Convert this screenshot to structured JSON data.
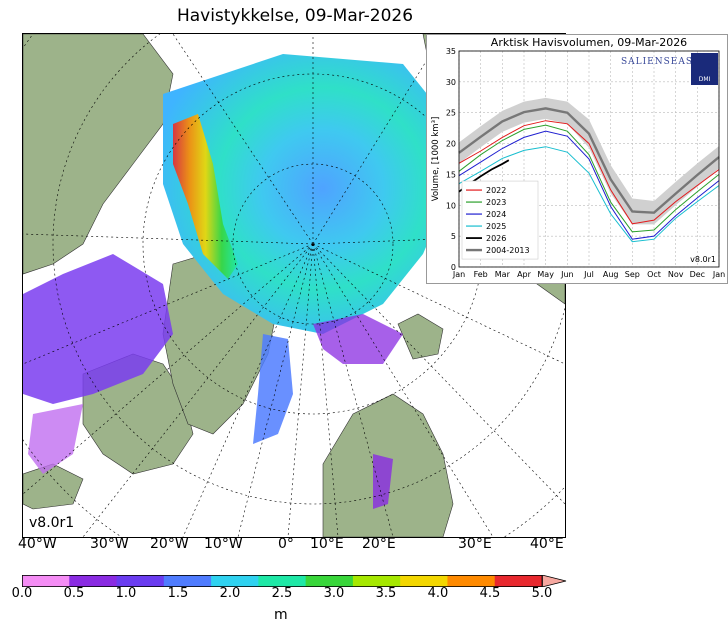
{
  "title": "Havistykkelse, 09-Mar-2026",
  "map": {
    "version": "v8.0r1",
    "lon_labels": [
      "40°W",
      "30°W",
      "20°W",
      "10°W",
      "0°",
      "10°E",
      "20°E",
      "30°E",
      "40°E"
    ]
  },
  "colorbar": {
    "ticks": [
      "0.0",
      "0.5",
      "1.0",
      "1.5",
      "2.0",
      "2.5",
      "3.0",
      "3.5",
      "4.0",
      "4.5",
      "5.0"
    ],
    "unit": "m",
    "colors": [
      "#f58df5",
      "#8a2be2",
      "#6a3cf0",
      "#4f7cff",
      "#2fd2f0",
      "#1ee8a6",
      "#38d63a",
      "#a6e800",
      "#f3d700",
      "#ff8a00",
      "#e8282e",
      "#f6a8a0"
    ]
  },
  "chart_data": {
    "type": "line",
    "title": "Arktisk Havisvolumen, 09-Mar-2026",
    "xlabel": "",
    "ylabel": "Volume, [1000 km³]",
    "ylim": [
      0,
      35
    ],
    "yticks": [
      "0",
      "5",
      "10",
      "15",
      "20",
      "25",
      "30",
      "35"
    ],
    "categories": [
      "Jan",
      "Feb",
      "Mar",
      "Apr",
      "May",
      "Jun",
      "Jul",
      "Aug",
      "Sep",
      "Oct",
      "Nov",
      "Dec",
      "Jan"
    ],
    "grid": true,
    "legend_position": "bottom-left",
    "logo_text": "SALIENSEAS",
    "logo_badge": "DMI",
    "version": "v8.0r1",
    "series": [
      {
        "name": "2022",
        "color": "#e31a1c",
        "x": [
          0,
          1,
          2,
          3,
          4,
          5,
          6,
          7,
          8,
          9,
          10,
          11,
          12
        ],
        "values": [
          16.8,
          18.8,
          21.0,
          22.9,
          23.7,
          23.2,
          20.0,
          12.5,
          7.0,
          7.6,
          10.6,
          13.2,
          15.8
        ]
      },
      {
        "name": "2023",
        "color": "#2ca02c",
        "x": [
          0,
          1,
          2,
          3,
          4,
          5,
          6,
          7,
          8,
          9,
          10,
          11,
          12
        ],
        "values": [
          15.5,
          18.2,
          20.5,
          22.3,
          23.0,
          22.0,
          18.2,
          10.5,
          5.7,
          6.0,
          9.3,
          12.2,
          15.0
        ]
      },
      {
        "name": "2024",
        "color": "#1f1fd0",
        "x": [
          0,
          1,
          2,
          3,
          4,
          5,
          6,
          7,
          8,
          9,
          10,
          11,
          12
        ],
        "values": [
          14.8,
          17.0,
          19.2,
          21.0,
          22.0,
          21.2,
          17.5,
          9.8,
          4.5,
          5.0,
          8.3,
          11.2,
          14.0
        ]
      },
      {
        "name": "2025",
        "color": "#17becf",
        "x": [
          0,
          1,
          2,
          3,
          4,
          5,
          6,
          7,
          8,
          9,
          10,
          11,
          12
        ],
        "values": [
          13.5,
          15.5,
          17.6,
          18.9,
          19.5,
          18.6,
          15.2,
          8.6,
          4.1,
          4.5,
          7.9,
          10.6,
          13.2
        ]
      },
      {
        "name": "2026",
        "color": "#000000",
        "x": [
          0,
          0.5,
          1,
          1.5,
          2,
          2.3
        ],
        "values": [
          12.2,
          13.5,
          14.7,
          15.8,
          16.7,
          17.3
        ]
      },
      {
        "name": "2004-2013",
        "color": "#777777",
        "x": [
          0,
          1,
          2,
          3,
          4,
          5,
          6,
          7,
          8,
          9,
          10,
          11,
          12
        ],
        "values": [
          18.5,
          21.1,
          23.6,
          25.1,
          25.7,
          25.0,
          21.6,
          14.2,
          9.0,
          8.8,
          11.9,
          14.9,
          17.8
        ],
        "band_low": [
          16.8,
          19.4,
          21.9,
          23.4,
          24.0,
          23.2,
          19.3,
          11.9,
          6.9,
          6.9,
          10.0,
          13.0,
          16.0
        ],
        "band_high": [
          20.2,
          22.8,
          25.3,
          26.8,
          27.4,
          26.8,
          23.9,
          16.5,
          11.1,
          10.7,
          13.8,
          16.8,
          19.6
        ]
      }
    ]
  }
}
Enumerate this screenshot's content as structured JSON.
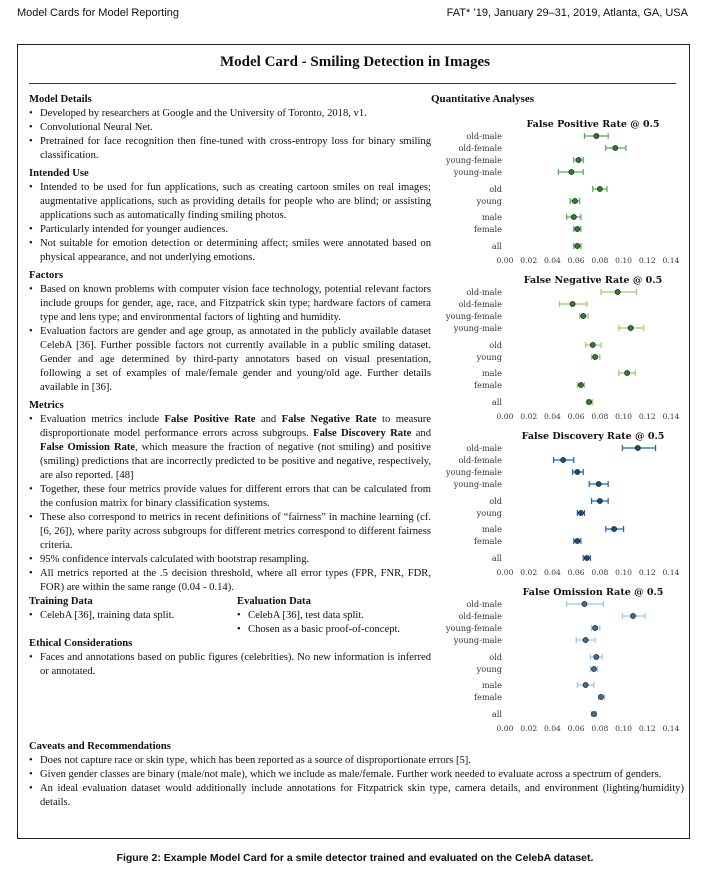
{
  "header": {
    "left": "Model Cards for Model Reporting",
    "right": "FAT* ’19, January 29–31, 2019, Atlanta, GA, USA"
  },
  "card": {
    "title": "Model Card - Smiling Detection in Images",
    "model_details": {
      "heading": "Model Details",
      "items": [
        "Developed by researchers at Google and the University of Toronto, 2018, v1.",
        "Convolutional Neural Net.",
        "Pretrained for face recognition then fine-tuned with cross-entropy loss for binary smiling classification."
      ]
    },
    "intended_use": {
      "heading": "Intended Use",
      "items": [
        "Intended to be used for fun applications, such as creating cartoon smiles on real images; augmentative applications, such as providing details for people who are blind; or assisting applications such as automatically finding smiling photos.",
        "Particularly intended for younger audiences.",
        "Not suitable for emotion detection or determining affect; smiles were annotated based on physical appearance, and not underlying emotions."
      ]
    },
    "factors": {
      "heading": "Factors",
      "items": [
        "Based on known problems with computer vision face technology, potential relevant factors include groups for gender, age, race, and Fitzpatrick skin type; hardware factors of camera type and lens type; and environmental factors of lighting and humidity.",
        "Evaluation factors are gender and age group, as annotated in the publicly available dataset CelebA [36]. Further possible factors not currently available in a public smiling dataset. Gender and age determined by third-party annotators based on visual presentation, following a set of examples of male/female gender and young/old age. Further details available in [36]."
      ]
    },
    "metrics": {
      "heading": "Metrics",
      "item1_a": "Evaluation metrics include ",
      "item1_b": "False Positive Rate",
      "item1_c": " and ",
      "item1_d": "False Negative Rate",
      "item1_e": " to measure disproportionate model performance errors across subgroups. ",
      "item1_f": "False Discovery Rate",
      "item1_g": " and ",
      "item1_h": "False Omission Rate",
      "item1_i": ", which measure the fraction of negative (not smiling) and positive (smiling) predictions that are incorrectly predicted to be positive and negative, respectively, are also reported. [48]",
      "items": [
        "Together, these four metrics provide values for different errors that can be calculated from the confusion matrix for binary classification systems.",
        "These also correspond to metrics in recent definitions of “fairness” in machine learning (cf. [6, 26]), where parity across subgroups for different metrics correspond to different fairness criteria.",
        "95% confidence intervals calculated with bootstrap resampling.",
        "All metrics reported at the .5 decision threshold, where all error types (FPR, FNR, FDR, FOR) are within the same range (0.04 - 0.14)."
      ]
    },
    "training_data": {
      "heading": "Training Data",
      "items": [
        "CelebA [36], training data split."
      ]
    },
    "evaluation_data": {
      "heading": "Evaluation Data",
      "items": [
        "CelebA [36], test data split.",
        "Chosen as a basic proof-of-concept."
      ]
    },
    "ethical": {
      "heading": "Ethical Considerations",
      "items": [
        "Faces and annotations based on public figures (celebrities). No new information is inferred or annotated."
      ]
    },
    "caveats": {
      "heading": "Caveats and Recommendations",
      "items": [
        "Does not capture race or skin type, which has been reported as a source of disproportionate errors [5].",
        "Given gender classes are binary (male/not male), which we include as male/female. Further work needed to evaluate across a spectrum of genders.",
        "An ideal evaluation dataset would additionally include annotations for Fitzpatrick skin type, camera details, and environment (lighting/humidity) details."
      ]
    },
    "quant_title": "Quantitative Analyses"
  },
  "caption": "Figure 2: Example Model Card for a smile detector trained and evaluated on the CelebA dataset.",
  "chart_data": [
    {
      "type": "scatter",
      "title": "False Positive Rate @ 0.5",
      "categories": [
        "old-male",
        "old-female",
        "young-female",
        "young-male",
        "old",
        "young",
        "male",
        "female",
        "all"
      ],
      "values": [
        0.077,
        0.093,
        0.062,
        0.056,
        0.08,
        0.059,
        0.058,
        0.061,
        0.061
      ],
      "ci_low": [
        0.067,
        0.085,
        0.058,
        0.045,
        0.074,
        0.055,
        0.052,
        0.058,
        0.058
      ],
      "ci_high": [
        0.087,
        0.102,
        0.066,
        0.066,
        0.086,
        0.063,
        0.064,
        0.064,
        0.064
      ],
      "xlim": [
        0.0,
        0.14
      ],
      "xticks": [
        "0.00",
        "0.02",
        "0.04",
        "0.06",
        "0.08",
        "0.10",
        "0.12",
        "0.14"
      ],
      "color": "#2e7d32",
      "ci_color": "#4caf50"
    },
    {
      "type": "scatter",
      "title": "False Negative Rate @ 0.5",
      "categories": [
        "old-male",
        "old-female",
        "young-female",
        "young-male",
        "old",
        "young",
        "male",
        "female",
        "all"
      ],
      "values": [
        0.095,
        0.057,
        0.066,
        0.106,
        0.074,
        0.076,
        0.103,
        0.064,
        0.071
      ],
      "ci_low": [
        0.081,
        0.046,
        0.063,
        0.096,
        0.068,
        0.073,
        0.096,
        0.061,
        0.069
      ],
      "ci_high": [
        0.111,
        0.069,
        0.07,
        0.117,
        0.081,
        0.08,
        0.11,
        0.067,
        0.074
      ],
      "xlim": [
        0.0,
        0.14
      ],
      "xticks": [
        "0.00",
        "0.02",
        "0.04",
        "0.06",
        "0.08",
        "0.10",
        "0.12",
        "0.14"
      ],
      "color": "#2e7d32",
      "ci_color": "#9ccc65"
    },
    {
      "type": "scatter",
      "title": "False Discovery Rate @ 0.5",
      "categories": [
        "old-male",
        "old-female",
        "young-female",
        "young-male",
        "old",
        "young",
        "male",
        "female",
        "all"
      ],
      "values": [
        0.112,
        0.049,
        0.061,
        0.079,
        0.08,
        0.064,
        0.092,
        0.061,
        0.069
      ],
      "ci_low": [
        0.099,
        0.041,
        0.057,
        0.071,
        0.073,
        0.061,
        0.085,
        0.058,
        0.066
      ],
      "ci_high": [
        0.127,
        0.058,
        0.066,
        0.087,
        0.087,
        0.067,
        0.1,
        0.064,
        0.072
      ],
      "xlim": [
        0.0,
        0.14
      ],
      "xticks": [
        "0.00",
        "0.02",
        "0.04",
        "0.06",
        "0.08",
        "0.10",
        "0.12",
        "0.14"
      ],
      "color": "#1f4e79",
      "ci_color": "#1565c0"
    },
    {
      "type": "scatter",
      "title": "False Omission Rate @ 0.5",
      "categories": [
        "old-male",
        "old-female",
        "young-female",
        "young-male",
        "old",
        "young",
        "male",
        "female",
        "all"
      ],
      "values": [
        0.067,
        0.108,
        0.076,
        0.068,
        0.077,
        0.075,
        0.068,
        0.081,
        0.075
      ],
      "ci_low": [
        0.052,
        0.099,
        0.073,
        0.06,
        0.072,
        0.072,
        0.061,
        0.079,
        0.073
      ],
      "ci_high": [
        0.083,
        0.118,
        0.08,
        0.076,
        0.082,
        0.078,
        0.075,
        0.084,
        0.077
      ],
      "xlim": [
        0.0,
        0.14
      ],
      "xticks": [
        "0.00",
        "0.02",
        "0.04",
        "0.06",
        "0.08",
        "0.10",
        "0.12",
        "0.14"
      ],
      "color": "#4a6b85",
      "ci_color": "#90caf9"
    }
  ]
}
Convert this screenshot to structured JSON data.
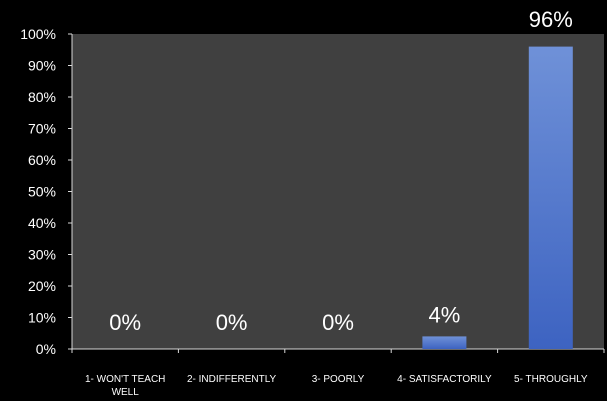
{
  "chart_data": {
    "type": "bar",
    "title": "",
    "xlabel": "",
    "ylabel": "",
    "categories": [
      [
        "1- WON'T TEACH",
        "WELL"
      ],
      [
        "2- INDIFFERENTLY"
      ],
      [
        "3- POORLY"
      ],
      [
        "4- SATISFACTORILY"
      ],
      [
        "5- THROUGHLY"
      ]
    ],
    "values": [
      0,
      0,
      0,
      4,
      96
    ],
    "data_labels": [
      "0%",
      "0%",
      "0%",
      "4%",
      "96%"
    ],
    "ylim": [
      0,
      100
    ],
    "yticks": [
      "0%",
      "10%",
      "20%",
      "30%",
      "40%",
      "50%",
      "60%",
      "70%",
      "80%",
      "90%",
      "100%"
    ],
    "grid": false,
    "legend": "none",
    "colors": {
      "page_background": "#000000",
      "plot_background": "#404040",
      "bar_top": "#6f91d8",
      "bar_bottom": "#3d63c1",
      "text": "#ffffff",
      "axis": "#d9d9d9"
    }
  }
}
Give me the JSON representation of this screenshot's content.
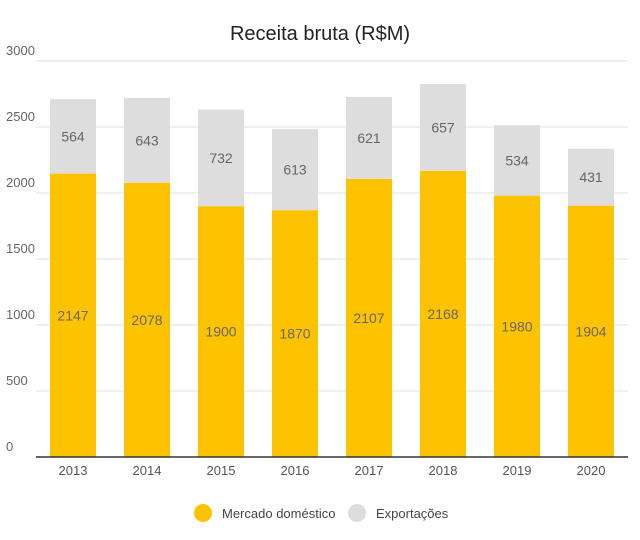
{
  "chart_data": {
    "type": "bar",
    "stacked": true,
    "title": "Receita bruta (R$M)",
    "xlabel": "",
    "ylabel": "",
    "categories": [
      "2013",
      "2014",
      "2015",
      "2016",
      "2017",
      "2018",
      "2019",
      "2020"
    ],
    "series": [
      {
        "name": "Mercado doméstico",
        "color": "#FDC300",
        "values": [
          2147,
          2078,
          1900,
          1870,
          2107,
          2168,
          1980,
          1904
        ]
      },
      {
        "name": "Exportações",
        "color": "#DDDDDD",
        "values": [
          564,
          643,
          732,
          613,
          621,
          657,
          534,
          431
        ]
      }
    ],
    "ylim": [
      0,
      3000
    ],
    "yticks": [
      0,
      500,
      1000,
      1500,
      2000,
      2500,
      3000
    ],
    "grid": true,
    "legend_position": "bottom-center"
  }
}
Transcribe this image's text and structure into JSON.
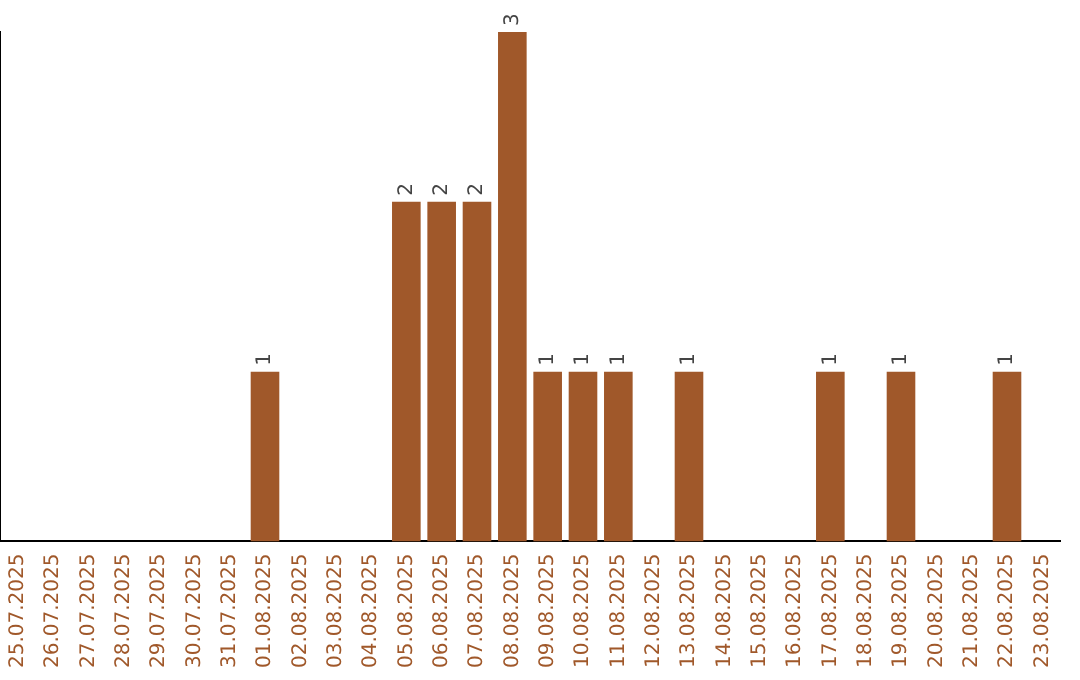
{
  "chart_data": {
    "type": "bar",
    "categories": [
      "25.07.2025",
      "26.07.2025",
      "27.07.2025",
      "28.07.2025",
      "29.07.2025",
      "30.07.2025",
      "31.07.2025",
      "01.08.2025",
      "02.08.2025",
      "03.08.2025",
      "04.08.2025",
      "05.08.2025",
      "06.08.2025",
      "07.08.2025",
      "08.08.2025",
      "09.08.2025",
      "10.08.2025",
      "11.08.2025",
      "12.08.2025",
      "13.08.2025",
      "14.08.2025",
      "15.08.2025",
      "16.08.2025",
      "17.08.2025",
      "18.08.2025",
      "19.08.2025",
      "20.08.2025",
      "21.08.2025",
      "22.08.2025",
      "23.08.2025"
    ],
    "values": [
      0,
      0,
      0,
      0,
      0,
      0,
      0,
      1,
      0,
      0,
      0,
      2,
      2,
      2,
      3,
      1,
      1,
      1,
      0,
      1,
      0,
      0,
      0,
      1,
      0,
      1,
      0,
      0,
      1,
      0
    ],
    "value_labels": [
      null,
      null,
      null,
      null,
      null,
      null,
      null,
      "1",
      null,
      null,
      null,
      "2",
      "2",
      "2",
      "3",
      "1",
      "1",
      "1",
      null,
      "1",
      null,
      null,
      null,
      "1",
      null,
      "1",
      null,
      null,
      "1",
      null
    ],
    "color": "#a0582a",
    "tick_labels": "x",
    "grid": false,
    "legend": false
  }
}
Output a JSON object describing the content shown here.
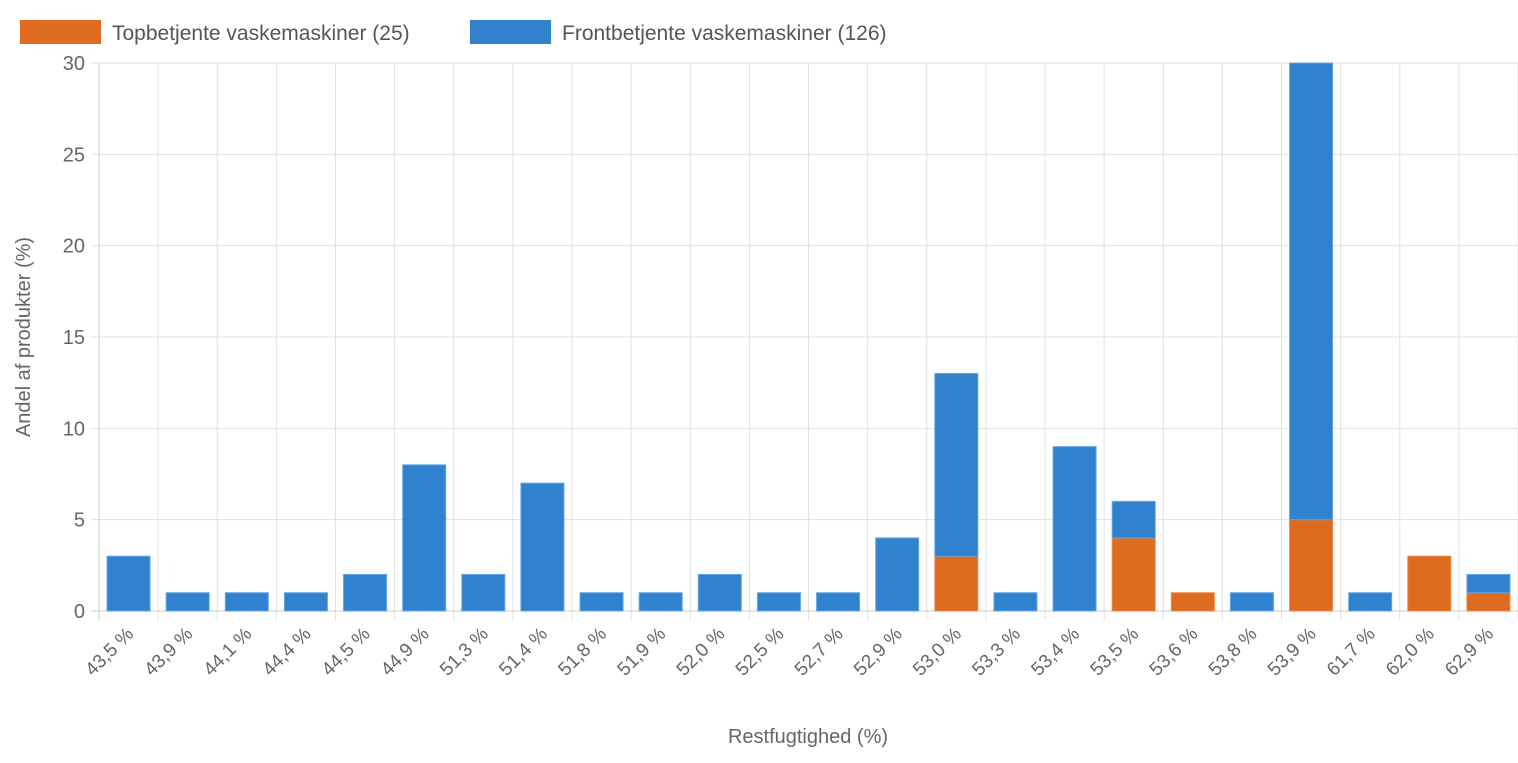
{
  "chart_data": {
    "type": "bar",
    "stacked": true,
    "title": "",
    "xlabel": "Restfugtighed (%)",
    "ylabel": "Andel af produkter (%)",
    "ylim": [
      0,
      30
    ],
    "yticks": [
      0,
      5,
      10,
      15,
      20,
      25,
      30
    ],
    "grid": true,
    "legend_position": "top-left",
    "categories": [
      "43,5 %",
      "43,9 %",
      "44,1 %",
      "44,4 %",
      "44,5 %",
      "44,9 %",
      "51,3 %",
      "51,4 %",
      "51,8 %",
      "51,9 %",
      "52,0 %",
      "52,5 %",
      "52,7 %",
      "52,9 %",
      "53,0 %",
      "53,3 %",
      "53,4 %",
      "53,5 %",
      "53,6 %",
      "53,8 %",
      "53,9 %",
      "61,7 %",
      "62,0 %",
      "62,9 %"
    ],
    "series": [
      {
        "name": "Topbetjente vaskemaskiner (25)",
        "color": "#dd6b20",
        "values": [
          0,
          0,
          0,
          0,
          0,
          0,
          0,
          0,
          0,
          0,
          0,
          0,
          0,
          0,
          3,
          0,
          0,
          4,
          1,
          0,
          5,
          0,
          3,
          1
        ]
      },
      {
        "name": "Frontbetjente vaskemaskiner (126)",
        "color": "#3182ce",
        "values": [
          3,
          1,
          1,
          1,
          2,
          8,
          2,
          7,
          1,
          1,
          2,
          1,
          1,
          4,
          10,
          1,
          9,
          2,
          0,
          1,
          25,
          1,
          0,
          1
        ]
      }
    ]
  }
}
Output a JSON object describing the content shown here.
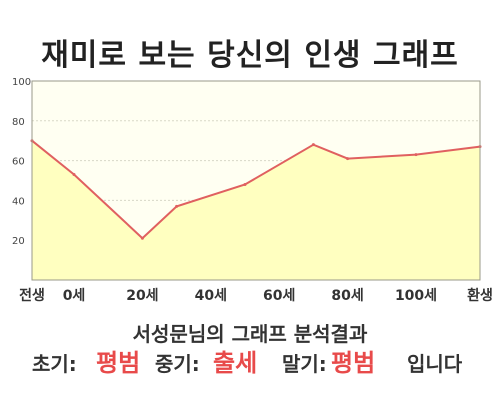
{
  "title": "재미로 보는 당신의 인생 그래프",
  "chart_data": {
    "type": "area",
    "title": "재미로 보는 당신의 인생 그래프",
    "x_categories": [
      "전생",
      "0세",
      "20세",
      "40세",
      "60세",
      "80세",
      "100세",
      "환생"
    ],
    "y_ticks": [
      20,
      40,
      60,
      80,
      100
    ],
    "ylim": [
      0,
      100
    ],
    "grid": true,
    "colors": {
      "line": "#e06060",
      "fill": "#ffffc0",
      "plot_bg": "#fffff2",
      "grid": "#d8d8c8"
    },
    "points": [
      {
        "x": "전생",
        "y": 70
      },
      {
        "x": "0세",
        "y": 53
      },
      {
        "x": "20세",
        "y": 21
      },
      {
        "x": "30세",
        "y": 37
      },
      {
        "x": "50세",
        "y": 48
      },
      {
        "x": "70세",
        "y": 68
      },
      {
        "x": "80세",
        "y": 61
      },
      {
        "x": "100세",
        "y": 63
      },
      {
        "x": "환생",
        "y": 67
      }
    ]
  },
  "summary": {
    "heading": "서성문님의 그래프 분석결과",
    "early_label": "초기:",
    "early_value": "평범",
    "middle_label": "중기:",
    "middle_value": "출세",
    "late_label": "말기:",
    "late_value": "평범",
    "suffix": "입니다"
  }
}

**Given task**
Work through the listing above and report how many lines include the string "Fitzpatrick", with no other text.

**Exercise answer**
2